### CHALLENGE
Where a line holds "letters", copy it.

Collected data
------------------------------------------------------------

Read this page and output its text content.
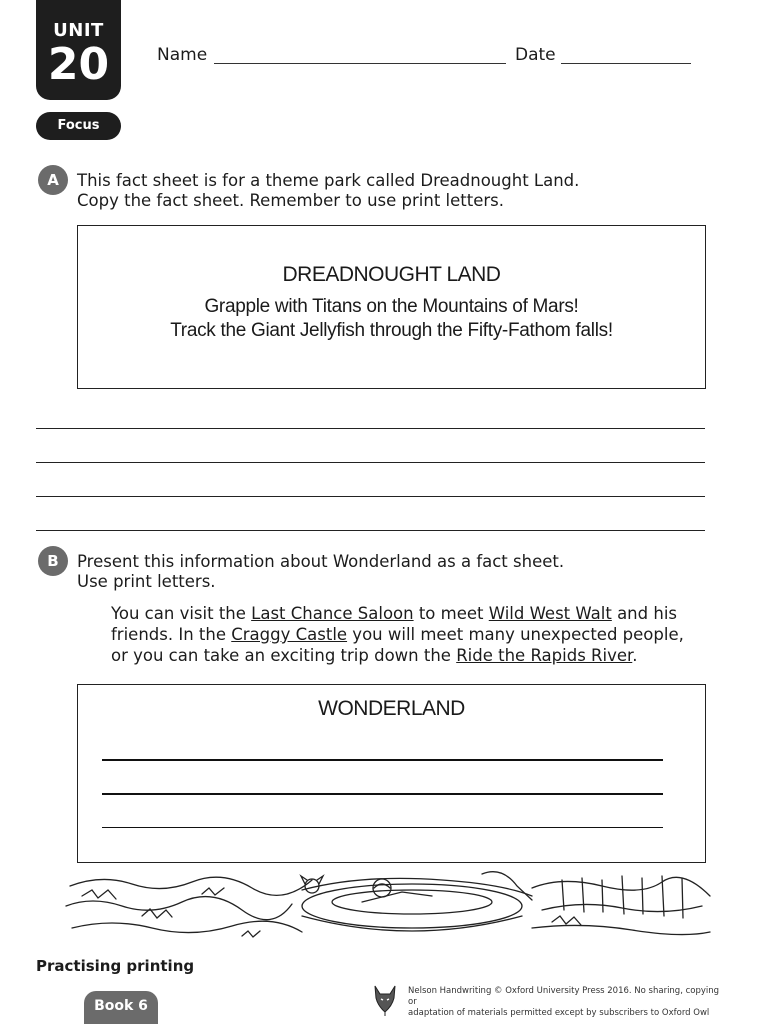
UNIT
20
Focus
Name	Date
A	This fact sheet is for a theme park called Dreadnought Land.
Copy the fact sheet. Remember to use print letters.
DREADNOUGHT LAND
Grapple with Titans on the Mountains of Mars!
Track the Giant Jellyfish through the Fifty-Fathom falls!
B	Present this information about Wonderland as a fact sheet.
Use print letters.
You can visit the Last Chance Saloon to meet Wild West Walt and his
friends. In the Craggy Castle you will meet many unexpected people,
or you can take an exciting trip down the Ride the Rapids River.
WONDERLAND
Practising printing
Book 6
Nelson Handwriting © Oxford University Press 2016. No sharing, copying or
adaptation of materials permitted except by subscribers to Oxford Owl
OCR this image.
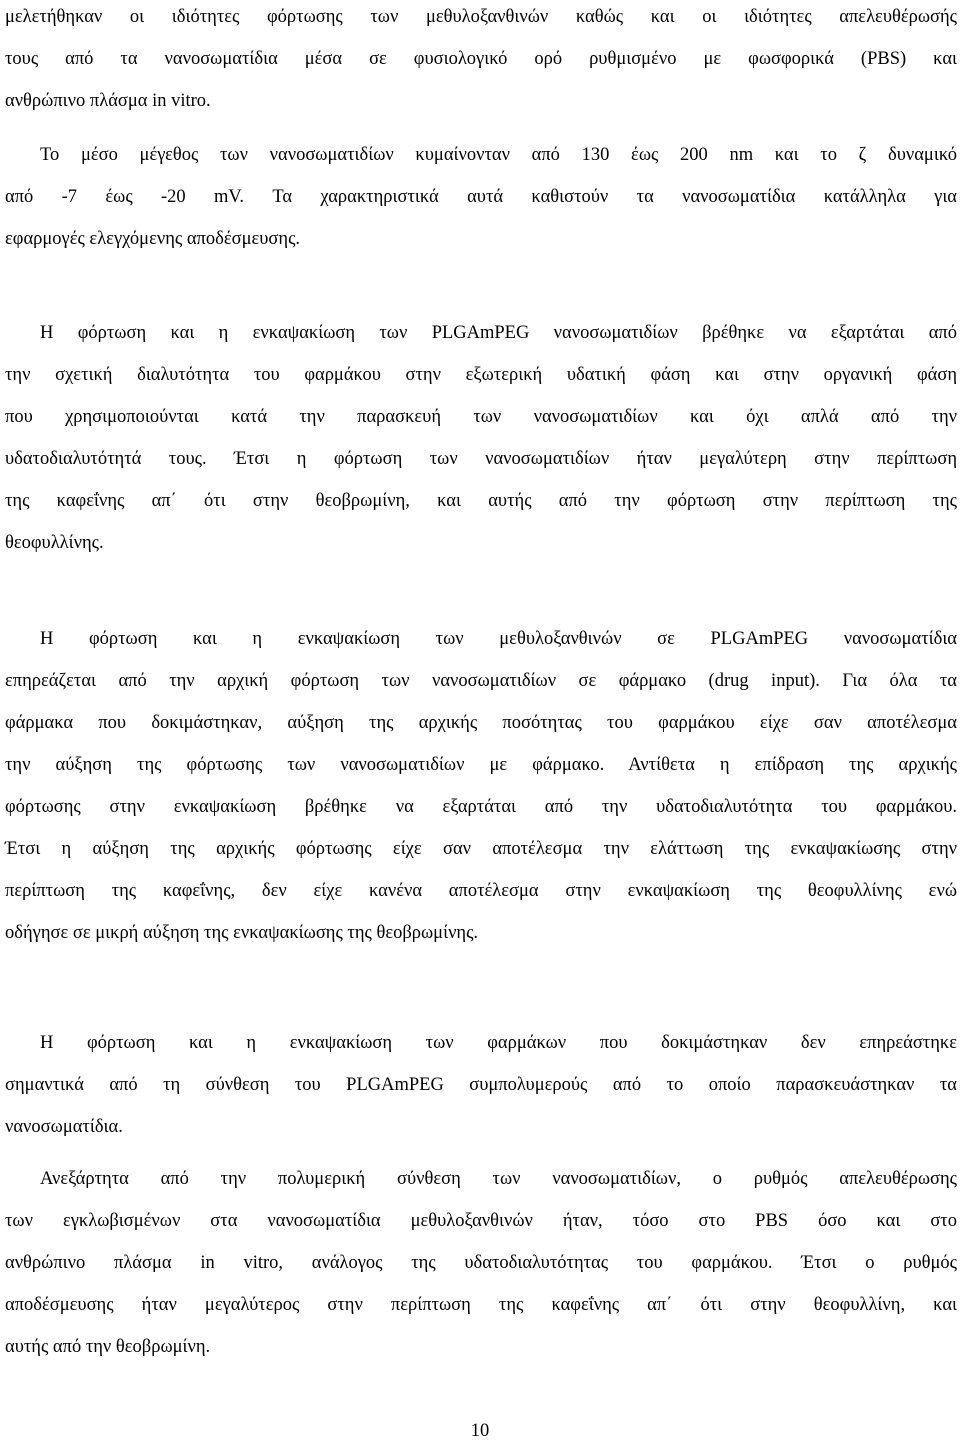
μελετήθηκαν οι ιδιότητες φόρτωσης των μεθυλοξανθινών καθώς και οι ιδιότητες απελευθέρωσής
τους από τα νανοσωματίδια μέσα σε φυσιολογικό ορό ρυθμισμένο με φωσφορικά (PBS) και
ανθρώπινο πλάσμα in vitro.
Το μέσο μέγεθος των νανοσωματιδίων κυμαίνονταν από 130 έως 200 nm και το ζ δυναμικό
από -7 έως -20 mV. Τα χαρακτηριστικά αυτά καθιστούν τα νανοσωματίδια κατάλληλα για
εφαρμογές ελεγχόμενης αποδέσμευσης.
Η φόρτωση και η ενκαψακίωση των PLGAmPEG νανοσωματιδίων βρέθηκε να εξαρτάται από
την σχετική διαλυτότητα του φαρμάκου στην εξωτερική υδατική φάση και στην οργανική φάση
που χρησιμοποιούνται κατά την παρασκευή των νανοσωματιδίων και όχι απλά από την
υδατοδιαλυτότητά τους. Έτσι η φόρτωση των νανοσωματιδίων ήταν μεγαλύτερη στην περίπτωση
της καφεΐνης απ΄ ότι στην θεοβρωμίνη, και αυτής από την φόρτωση στην περίπτωση της
θεοφυλλίνης.
Η φόρτωση και η ενκαψακίωση των μεθυλοξανθινών σε PLGAmPEG νανοσωματίδια
επηρεάζεται από την αρχική φόρτωση των νανοσωματιδίων σε φάρμακο (drug input). Για όλα τα
φάρμακα που δοκιμάστηκαν, αύξηση της αρχικής ποσότητας του φαρμάκου είχε σαν αποτέλεσμα
την αύξηση της φόρτωσης των νανοσωματιδίων με φάρμακο. Αντίθετα η επίδραση της αρχικής
φόρτωσης στην ενκαψακίωση βρέθηκε να εξαρτάται από την υδατοδιαλυτότητα του φαρμάκου.
Έτσι η αύξηση της αρχικής φόρτωσης είχε σαν αποτέλεσμα την ελάττωση της ενκαψακίωσης στην
περίπτωση της καφεΐνης, δεν είχε κανένα αποτέλεσμα στην ενκαψακίωση της θεοφυλλίνης ενώ
οδήγησε σε μικρή αύξηση της ενκαψακίωσης της θεοβρωμίνης.
Η φόρτωση και η ενκαψακίωση των φαρμάκων που δοκιμάστηκαν δεν επηρεάστηκε
σημαντικά από τη σύνθεση του PLGAmPEG συμπολυμερούς από το οποίο παρασκευάστηκαν τα
νανοσωματίδια.
Ανεξάρτητα από την πολυμερική σύνθεση των νανοσωματιδίων, ο ρυθμός απελευθέρωσης
των εγκλωβισμένων στα νανοσωματίδια μεθυλοξανθινών ήταν, τόσο στο PBS όσο και στο
ανθρώπινο πλάσμα in vitro, ανάλογος της υδατοδιαλυτότητας του φαρμάκου. Έτσι ο ρυθμός
αποδέσμευσης ήταν μεγαλύτερος στην περίπτωση της καφεΐνης απ΄ ότι στην θεοφυλλίνη, και
αυτής από την θεοβρωμίνη.
10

------------------------------------------------------------

### EXERCISE RESULT
Copy the fact sheet. Remember to use print letters.
Use print letters.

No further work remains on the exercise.